* **Exercise instructions**: Transcribe each record below word for word.
··· Material shown ···
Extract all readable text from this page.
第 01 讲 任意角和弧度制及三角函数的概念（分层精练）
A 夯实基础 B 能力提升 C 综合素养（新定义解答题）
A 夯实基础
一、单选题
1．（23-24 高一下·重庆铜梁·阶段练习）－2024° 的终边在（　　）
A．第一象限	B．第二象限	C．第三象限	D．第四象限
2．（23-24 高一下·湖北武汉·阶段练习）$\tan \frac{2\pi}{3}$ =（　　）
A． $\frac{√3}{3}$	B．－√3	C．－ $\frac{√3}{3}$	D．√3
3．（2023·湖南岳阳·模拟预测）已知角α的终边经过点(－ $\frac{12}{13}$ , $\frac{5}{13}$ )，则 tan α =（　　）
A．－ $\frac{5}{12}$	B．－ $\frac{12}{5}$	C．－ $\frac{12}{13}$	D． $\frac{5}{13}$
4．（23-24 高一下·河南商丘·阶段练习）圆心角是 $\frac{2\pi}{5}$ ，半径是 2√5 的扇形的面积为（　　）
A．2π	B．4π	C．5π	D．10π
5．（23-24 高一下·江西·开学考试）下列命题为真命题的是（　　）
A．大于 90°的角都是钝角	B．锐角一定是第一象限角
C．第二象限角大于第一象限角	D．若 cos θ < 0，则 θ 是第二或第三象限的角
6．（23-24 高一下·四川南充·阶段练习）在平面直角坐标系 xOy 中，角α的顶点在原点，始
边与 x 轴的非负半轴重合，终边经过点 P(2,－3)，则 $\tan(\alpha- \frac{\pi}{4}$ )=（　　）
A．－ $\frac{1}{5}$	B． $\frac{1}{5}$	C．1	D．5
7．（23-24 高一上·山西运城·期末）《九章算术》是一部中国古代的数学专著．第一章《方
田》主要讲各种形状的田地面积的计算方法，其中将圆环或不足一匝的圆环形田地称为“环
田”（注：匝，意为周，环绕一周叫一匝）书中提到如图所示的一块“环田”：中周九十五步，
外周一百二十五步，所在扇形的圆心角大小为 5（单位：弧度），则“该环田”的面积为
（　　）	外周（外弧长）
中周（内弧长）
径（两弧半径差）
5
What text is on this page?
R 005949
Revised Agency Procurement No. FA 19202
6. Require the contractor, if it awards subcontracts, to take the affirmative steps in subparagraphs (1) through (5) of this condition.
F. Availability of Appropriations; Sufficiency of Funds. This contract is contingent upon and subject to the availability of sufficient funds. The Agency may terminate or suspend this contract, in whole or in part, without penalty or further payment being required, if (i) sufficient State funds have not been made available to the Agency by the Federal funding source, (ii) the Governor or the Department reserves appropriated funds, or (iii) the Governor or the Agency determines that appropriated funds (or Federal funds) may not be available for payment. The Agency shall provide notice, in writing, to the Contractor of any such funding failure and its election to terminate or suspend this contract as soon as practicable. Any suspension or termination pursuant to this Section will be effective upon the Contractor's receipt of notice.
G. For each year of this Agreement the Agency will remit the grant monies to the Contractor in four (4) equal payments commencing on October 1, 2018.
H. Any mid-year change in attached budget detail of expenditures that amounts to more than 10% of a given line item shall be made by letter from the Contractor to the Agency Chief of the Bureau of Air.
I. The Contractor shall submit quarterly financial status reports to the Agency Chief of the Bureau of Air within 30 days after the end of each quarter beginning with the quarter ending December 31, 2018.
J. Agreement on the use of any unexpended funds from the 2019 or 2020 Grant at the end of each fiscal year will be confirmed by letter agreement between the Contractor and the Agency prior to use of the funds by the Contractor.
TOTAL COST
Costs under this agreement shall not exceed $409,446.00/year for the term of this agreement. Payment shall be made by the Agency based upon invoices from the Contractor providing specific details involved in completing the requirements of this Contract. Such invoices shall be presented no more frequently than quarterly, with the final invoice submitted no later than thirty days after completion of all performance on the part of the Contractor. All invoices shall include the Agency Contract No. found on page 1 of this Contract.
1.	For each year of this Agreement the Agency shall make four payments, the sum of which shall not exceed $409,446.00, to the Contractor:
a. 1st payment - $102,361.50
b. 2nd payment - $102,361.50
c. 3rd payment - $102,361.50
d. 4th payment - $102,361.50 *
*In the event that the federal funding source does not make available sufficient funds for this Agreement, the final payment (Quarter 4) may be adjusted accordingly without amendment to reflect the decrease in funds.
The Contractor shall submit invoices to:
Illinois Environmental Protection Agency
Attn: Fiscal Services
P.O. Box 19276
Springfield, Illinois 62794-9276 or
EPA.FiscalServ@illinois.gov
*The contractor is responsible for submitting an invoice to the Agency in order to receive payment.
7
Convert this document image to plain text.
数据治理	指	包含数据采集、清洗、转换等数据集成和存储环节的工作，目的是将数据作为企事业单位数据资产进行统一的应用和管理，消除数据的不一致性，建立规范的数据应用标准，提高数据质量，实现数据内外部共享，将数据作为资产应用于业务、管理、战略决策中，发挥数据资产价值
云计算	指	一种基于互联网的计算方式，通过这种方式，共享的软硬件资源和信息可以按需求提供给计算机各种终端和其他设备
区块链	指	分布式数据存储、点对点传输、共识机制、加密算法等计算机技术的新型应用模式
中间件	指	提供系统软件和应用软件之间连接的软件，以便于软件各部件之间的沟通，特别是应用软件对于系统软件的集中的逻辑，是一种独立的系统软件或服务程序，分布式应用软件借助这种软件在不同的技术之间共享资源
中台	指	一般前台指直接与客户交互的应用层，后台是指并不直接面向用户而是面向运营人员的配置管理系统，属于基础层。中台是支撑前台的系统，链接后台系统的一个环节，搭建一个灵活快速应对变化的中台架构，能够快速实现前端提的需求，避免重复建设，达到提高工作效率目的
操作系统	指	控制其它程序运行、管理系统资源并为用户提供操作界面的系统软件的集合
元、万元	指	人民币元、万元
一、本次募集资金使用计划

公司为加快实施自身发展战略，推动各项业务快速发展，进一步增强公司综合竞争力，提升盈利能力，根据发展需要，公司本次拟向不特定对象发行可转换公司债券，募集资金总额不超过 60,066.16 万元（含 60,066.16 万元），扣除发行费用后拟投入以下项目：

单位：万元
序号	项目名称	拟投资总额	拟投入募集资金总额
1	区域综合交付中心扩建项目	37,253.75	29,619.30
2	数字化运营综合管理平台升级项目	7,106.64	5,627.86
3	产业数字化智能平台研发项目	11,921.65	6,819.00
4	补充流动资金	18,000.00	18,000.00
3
···
* **Output for this task**:
Extract all readable text from this page.
第 01 讲 任意角和弧度制及三角函数的概念（分层精练）
A 夯实基础 B 能力提升 C 综合素养（新定义解答题）
A 夯实基础
一、单选题
1．（23-24 高一下·重庆铜梁·阶段练习）－2024° 的终边在（　　）
A．第一象限	B．第二象限	C．第三象限	D．第四象限
2．（23-24 高一下·湖北武汉·阶段练习）$\tan \frac{2\pi}{3}$ =（　　）
A． $\frac{√3}{3}$	B．－√3	C．－ $\frac{√3}{3}$	D．√3
3．（2023·湖南岳阳·模拟预测）已知角α的终边经过点(－ $\frac{12}{13}$ , $\frac{5}{13}$ )，则 tan α =（　　）
A．－ $\frac{5}{12}$	B．－ $\frac{12}{5}$	C．－ $\frac{12}{13}$	D． $\frac{5}{13}$
4．（23-24 高一下·河南商丘·阶段练习）圆心角是 $\frac{2\pi}{5}$ ，半径是 2√5 的扇形的面积为（　　）
A．2π	B．4π	C．5π	D．10π
5．（23-24 高一下·江西·开学考试）下列命题为真命题的是（　　）
A．大于 90°的角都是钝角	B．锐角一定是第一象限角
C．第二象限角大于第一象限角	D．若 cos θ < 0，则 θ 是第二或第三象限的角
6．（23-24 高一下·四川南充·阶段练习）在平面直角坐标系 xOy 中，角α的顶点在原点，始
边与 x 轴的非负半轴重合，终边经过点 P(2,－3)，则 $\tan(\alpha- \frac{\pi}{4}$ )=（　　）
A．－ $\frac{1}{5}$	B． $\frac{1}{5}$	C．1	D．5
7．（23-24 高一上·山西运城·期末）《九章算术》是一部中国古代的数学专著．第一章《方
田》主要讲各种形状的田地面积的计算方法，其中将圆环或不足一匝的圆环形田地称为“环
田”（注：匝，意为周，环绕一周叫一匝）书中提到如图所示的一块“环田”：中周九十五步，
外周一百二十五步，所在扇形的圆心角大小为 5（单位：弧度），则“该环田”的面积为
（　　）	外周（外弧长）
中周（内弧长）
径（两弧半径差）
5
What text is on this page?
R 005949
Revised Agency Procurement No. FA 19202
6. Require the contractor, if it awards subcontracts, to take the affirmative steps in subparagraphs (1) through (5) of this condition.
F. Availability of Appropriations; Sufficiency of Funds. This contract is contingent upon and subject to the availability of sufficient funds. The Agency may terminate or suspend this contract, in whole or in part, without penalty or further payment being required, if (i) sufficient State funds have not been made available to the Agency by the Federal funding source, (ii) the Governor or the Department reserves appropriated funds, or (iii) the Governor or the Agency determines that appropriated funds (or Federal funds) may not be available for payment. The Agency shall provide notice, in writing, to the Contractor of any such funding failure and its election to terminate or suspend this contract as soon as practicable. Any suspension or termination pursuant to this Section will be effective upon the Contractor's receipt of notice.
G. For each year of this Agreement the Agency will remit the grant monies to the Contractor in four (4) equal payments commencing on October 1, 2018.
H. Any mid-year change in attached budget detail of expenditures that amounts to more than 10% of a given line item shall be made by letter from the Contractor to the Agency Chief of the Bureau of Air.
I. The Contractor shall submit quarterly financial status reports to the Agency Chief of the Bureau of Air within 30 days after the end of each quarter beginning with the quarter ending December 31, 2018.
J. Agreement on the use of any unexpended funds from the 2019 or 2020 Grant at the end of each fiscal year will be confirmed by letter agreement between the Contractor and the Agency prior to use of the funds by the Contractor.
TOTAL COST
Costs under this agreement shall not exceed $409,446.00/year for the term of this agreement. Payment shall be made by the Agency based upon invoices from the Contractor providing specific details involved in completing the requirements of this Contract. Such invoices shall be presented no more frequently than quarterly, with the final invoice submitted no later than thirty days after completion of all performance on the part of the Contractor. All invoices shall include the Agency Contract No. found on page 1 of this Contract.
1.	For each year of this Agreement the Agency shall make four payments, the sum of which shall not exceed $409,446.00, to the Contractor:
a. 1st payment - $102,361.50
b. 2nd payment - $102,361.50
c. 3rd payment - $102,361.50
d. 4th payment - $102,361.50 *
*In the event that the federal funding source does not make available sufficient funds for this Agreement, the final payment (Quarter 4) may be adjusted accordingly without amendment to reflect the decrease in funds.
The Contractor shall submit invoices to:
Illinois Environmental Protection Agency
Attn: Fiscal Services
P.O. Box 19276
Springfield, Illinois 62794-9276 or
EPA.FiscalServ@illinois.gov
*The contractor is responsible for submitting an invoice to the Agency in order to receive payment.
7
Convert this document image to plain text.
数据治理	指	包含数据采集、清洗、转换等数据集成和存储环节的工作，目的是将数据作为企事业单位数据资产进行统一的应用和管理，消除数据的不一致性，建立规范的数据应用标准，提高数据质量，实现数据内外部共享，将数据作为资产应用于业务、管理、战略决策中，发挥数据资产价值
云计算	指	一种基于互联网的计算方式，通过这种方式，共享的软硬件资源和信息可以按需求提供给计算机各种终端和其他设备
区块链	指	分布式数据存储、点对点传输、共识机制、加密算法等计算机技术的新型应用模式
中间件	指	提供系统软件和应用软件之间连接的软件，以便于软件各部件之间的沟通，特别是应用软件对于系统软件的集中的逻辑，是一种独立的系统软件或服务程序，分布式应用软件借助这种软件在不同的技术之间共享资源
中台	指	一般前台指直接与客户交互的应用层，后台是指并不直接面向用户而是面向运营人员的配置管理系统，属于基础层。中台是支撑前台的系统，链接后台系统的一个环节，搭建一个灵活快速应对变化的中台架构，能够快速实现前端提的需求，避免重复建设，达到提高工作效率目的
操作系统	指	控制其它程序运行、管理系统资源并为用户提供操作界面的系统软件的集合
元、万元	指	人民币元、万元
一、本次募集资金使用计划

公司为加快实施自身发展战略，推动各项业务快速发展，进一步增强公司综合竞争力，提升盈利能力，根据发展需要，公司本次拟向不特定对象发行可转换公司债券，募集资金总额不超过 60,066.16 万元（含 60,066.16 万元），扣除发行费用后拟投入以下项目：

单位：万元
序号	项目名称	拟投资总额	拟投入募集资金总额
1	区域综合交付中心扩建项目	37,253.75	29,619.30
2	数字化运营综合管理平台升级项目	7,106.64	5,627.86
3	产业数字化智能平台研发项目	11,921.65	6,819.00
4	补充流动资金	18,000.00	18,000.00
3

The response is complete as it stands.